SET PROBLEM :: Pictures stay out of the copy; restate everything else in the material exactly.

DATA EXTRACT ::
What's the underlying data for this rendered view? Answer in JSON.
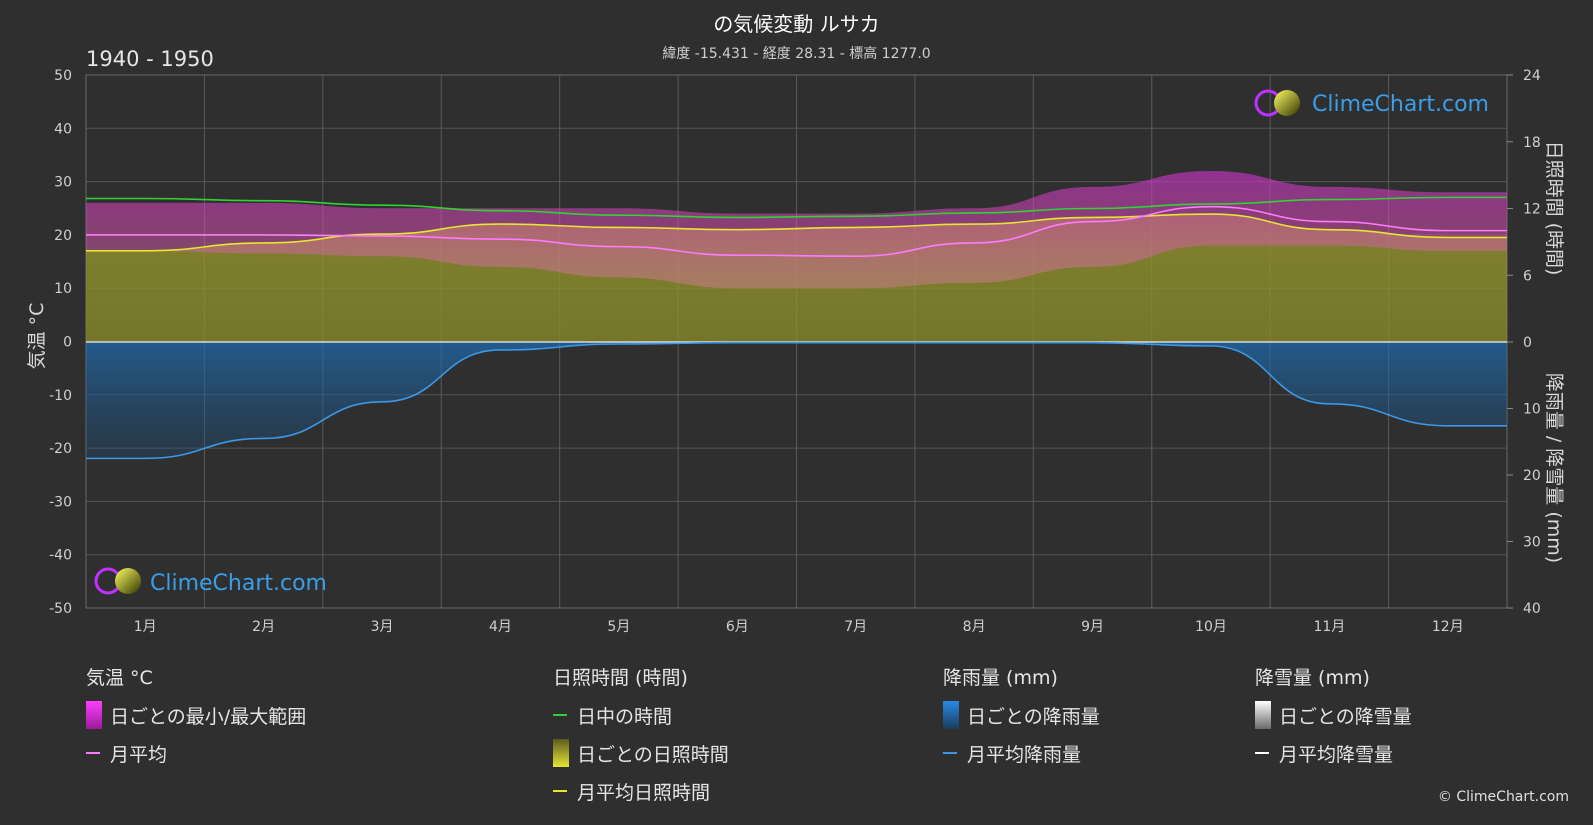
{
  "header": {
    "title": "の気候変動 ルサカ",
    "subtitle": "緯度 -15.431 - 経度 28.31 - 標高 1277.0",
    "period": "1940 - 1950"
  },
  "axes": {
    "left_label": "気温 °C",
    "right_top_label": "日照時間 (時間)",
    "right_bottom_label": "降雨量 / 降雪量 (mm)",
    "left_ticks": [
      "50",
      "40",
      "30",
      "20",
      "10",
      "0",
      "-10",
      "-20",
      "-30",
      "-40",
      "-50"
    ],
    "right_top_ticks": [
      "24",
      "18",
      "12",
      "6",
      "0"
    ],
    "right_bottom_ticks": [
      "10",
      "20",
      "30",
      "40"
    ],
    "months": [
      "1月",
      "2月",
      "3月",
      "4月",
      "5月",
      "6月",
      "7月",
      "8月",
      "9月",
      "10月",
      "11月",
      "12月"
    ]
  },
  "watermark": "ClimeChart.com",
  "legend": {
    "temp": {
      "title": "気温 °C",
      "items": [
        "日ごとの最小/最大範囲",
        "月平均"
      ]
    },
    "sun": {
      "title": "日照時間 (時間)",
      "items": [
        "日中の時間",
        "日ごとの日照時間",
        "月平均日照時間"
      ]
    },
    "rain": {
      "title": "降雨量 (mm)",
      "items": [
        "日ごとの降雨量",
        "月平均降雨量"
      ]
    },
    "snow": {
      "title": "降雪量 (mm)",
      "items": [
        "日ごとの降雪量",
        "月平均降雪量"
      ]
    }
  },
  "copyright": "© ClimeChart.com",
  "colors": {
    "background": "#2f2f2f",
    "temp_range": "#c832c8",
    "temp_mean": "#ff7aff",
    "daylight": "#32d232",
    "sunshine": "#8c8c28",
    "sunshine_mean": "#e6e632",
    "rain": "#1e6ec8",
    "rain_mean": "#3a98e6",
    "snow_mean": "#ffffff"
  },
  "chart_data": {
    "type": "area",
    "categories": [
      "1月",
      "2月",
      "3月",
      "4月",
      "5月",
      "6月",
      "7月",
      "8月",
      "9月",
      "10月",
      "11月",
      "12月"
    ],
    "ylim_temperature": [
      -50,
      50
    ],
    "ylim_sunshine_hours": [
      0,
      24
    ],
    "ylim_precipitation_mm": [
      0,
      40
    ],
    "series": [
      {
        "name": "日ごとの最小/最大範囲",
        "unit": "°C",
        "min": [
          17,
          16.5,
          16,
          14,
          12,
          10,
          10,
          11,
          14,
          18,
          18,
          17
        ],
        "max": [
          26,
          26,
          25,
          25,
          25,
          24,
          24,
          25,
          29,
          32,
          29,
          28
        ]
      },
      {
        "name": "月平均",
        "unit": "°C",
        "values": [
          20,
          20,
          19.8,
          19.2,
          17.8,
          16.2,
          16,
          18.5,
          22.5,
          25.3,
          22.5,
          20.8
        ]
      },
      {
        "name": "日中の時間",
        "unit": "時間",
        "values": [
          12.9,
          12.7,
          12.3,
          11.8,
          11.4,
          11.2,
          11.3,
          11.6,
          12.0,
          12.4,
          12.8,
          13.0
        ]
      },
      {
        "name": "月平均日照時間",
        "unit": "時間",
        "values": [
          8.2,
          8.9,
          9.7,
          10.6,
          10.3,
          10.1,
          10.3,
          10.6,
          11.2,
          11.5,
          10.1,
          9.4
        ]
      },
      {
        "name": "月平均降雨量",
        "unit": "mm",
        "values": [
          17.5,
          14.5,
          9,
          1.2,
          0.3,
          0.1,
          0.1,
          0.1,
          0.1,
          0.6,
          9.3,
          12.6
        ]
      },
      {
        "name": "月平均降雪量",
        "unit": "mm",
        "values": [
          0,
          0,
          0,
          0,
          0,
          0,
          0,
          0,
          0,
          0,
          0,
          0
        ]
      }
    ]
  }
}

ANSWER FOR THE TASK ::
What's the underlying data for this rendered view? Answer in JSON.
{
  "header": {
    "title": "の気候変動 ルサカ",
    "subtitle": "緯度 -15.431 - 経度 28.31 - 標高 1277.0",
    "period": "1940 - 1950"
  },
  "axes": {
    "left_label": "気温 °C",
    "right_top_label": "日照時間 (時間)",
    "right_bottom_label": "降雨量 / 降雪量 (mm)",
    "left_ticks": [
      "50",
      "40",
      "30",
      "20",
      "10",
      "0",
      "-10",
      "-20",
      "-30",
      "-40",
      "-50"
    ],
    "right_top_ticks": [
      "24",
      "18",
      "12",
      "6",
      "0"
    ],
    "right_bottom_ticks": [
      "10",
      "20",
      "30",
      "40"
    ],
    "months": [
      "1月",
      "2月",
      "3月",
      "4月",
      "5月",
      "6月",
      "7月",
      "8月",
      "9月",
      "10月",
      "11月",
      "12月"
    ]
  },
  "watermark": "ClimeChart.com",
  "legend": {
    "temp": {
      "title": "気温 °C",
      "items": [
        "日ごとの最小/最大範囲",
        "月平均"
      ]
    },
    "sun": {
      "title": "日照時間 (時間)",
      "items": [
        "日中の時間",
        "日ごとの日照時間",
        "月平均日照時間"
      ]
    },
    "rain": {
      "title": "降雨量 (mm)",
      "items": [
        "日ごとの降雨量",
        "月平均降雨量"
      ]
    },
    "snow": {
      "title": "降雪量 (mm)",
      "items": [
        "日ごとの降雪量",
        "月平均降雪量"
      ]
    }
  },
  "copyright": "© ClimeChart.com",
  "colors": {
    "background": "#2f2f2f",
    "temp_range": "#c832c8",
    "temp_mean": "#ff7aff",
    "daylight": "#32d232",
    "sunshine": "#8c8c28",
    "sunshine_mean": "#e6e632",
    "rain": "#1e6ec8",
    "rain_mean": "#3a98e6",
    "snow_mean": "#ffffff"
  },
  "chart_data": {
    "type": "area",
    "categories": [
      "1月",
      "2月",
      "3月",
      "4月",
      "5月",
      "6月",
      "7月",
      "8月",
      "9月",
      "10月",
      "11月",
      "12月"
    ],
    "ylim_temperature": [
      -50,
      50
    ],
    "ylim_sunshine_hours": [
      0,
      24
    ],
    "ylim_precipitation_mm": [
      0,
      40
    ],
    "series": [
      {
        "name": "日ごとの最小/最大範囲",
        "unit": "°C",
        "min": [
          17,
          16.5,
          16,
          14,
          12,
          10,
          10,
          11,
          14,
          18,
          18,
          17
        ],
        "max": [
          26,
          26,
          25,
          25,
          25,
          24,
          24,
          25,
          29,
          32,
          29,
          28
        ]
      },
      {
        "name": "月平均",
        "unit": "°C",
        "values": [
          20,
          20,
          19.8,
          19.2,
          17.8,
          16.2,
          16,
          18.5,
          22.5,
          25.3,
          22.5,
          20.8
        ]
      },
      {
        "name": "日中の時間",
        "unit": "時間",
        "values": [
          12.9,
          12.7,
          12.3,
          11.8,
          11.4,
          11.2,
          11.3,
          11.6,
          12.0,
          12.4,
          12.8,
          13.0
        ]
      },
      {
        "name": "月平均日照時間",
        "unit": "時間",
        "values": [
          8.2,
          8.9,
          9.7,
          10.6,
          10.3,
          10.1,
          10.3,
          10.6,
          11.2,
          11.5,
          10.1,
          9.4
        ]
      },
      {
        "name": "月平均降雨量",
        "unit": "mm",
        "values": [
          17.5,
          14.5,
          9,
          1.2,
          0.3,
          0.1,
          0.1,
          0.1,
          0.1,
          0.6,
          9.3,
          12.6
        ]
      },
      {
        "name": "月平均降雪量",
        "unit": "mm",
        "values": [
          0,
          0,
          0,
          0,
          0,
          0,
          0,
          0,
          0,
          0,
          0,
          0
        ]
      }
    ]
  }
}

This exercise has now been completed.